*What is expected*:
Go through each line of the records below and count those with the word "symbol". Give only the count.

Collected data entries
_ _ _ _ _
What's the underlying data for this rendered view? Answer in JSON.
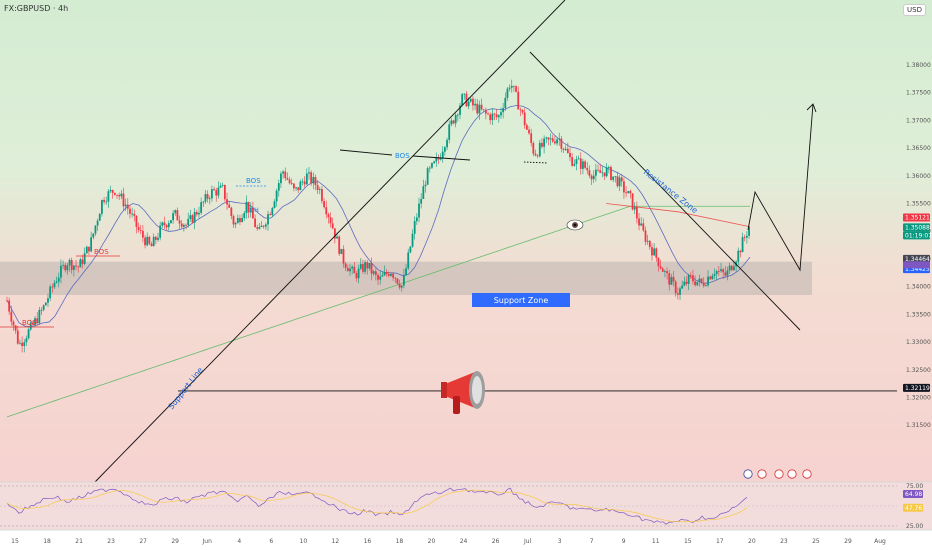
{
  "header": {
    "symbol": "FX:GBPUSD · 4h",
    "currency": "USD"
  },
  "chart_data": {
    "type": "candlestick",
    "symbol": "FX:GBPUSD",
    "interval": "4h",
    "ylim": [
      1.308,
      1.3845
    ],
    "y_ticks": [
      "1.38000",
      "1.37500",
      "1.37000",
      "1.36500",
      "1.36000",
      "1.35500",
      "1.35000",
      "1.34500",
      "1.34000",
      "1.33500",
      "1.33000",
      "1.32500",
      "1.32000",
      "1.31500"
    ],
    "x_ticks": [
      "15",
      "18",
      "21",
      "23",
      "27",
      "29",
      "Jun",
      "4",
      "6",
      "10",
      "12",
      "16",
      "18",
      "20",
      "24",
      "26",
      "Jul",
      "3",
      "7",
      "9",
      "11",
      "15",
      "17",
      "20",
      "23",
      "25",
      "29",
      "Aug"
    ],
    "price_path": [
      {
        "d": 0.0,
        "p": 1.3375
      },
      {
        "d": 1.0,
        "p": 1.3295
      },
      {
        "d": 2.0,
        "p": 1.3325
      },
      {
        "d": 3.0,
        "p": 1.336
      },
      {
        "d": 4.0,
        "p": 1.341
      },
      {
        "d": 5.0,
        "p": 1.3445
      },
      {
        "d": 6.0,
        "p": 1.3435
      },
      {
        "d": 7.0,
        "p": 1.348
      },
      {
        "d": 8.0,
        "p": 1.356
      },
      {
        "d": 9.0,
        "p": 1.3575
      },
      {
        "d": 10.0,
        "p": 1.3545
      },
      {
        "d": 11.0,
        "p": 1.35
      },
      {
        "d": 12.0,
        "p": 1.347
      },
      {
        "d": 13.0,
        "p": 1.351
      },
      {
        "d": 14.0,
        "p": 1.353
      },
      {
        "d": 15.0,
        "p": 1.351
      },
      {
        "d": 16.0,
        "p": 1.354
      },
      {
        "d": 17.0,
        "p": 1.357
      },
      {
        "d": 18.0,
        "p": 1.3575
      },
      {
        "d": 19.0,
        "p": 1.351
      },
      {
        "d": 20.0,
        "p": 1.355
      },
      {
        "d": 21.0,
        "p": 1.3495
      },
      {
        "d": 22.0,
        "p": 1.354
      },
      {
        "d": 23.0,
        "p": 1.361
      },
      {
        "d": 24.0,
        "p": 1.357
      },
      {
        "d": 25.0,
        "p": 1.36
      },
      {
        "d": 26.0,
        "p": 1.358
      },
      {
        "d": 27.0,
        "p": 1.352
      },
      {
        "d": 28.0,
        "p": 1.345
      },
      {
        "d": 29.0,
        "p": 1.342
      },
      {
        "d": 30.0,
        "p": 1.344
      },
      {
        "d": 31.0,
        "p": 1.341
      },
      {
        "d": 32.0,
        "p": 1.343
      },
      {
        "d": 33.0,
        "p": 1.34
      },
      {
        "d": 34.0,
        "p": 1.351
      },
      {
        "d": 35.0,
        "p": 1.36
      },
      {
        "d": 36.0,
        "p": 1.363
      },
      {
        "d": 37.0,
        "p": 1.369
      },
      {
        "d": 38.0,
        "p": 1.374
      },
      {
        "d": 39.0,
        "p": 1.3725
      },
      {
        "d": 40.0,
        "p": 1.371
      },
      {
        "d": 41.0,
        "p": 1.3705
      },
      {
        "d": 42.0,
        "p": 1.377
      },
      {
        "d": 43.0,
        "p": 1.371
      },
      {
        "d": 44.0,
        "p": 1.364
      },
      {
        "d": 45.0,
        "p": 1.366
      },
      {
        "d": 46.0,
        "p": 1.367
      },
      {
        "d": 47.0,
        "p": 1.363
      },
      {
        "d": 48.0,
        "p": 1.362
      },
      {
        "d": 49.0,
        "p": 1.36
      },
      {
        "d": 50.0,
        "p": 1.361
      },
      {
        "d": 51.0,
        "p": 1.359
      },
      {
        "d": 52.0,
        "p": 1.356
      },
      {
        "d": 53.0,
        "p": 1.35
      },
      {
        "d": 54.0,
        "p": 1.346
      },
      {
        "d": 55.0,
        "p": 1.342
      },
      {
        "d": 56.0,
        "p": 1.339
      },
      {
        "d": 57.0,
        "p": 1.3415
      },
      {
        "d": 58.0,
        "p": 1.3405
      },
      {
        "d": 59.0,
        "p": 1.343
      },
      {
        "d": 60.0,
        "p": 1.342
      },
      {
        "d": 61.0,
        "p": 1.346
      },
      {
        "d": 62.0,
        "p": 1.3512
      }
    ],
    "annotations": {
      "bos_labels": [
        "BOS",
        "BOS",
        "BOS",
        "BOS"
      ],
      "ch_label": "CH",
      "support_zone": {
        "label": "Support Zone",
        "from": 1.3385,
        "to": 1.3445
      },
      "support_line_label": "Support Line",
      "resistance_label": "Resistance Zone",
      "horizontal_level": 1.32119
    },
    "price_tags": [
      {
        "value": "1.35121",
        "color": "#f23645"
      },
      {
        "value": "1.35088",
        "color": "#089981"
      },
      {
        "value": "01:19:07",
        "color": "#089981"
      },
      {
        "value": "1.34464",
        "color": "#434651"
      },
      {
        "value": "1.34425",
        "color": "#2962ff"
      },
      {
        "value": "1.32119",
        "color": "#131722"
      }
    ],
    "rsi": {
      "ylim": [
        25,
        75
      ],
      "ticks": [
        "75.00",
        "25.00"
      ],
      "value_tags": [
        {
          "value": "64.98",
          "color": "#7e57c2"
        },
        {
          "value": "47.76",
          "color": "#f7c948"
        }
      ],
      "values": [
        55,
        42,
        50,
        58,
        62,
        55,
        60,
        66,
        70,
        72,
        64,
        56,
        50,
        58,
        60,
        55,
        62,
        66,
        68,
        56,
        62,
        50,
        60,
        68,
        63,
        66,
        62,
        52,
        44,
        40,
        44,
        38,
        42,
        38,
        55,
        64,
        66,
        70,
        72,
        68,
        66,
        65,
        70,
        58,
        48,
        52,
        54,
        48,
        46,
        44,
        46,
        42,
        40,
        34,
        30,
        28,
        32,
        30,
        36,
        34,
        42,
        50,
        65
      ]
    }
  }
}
_ _ _ _ _
*Task output*:
2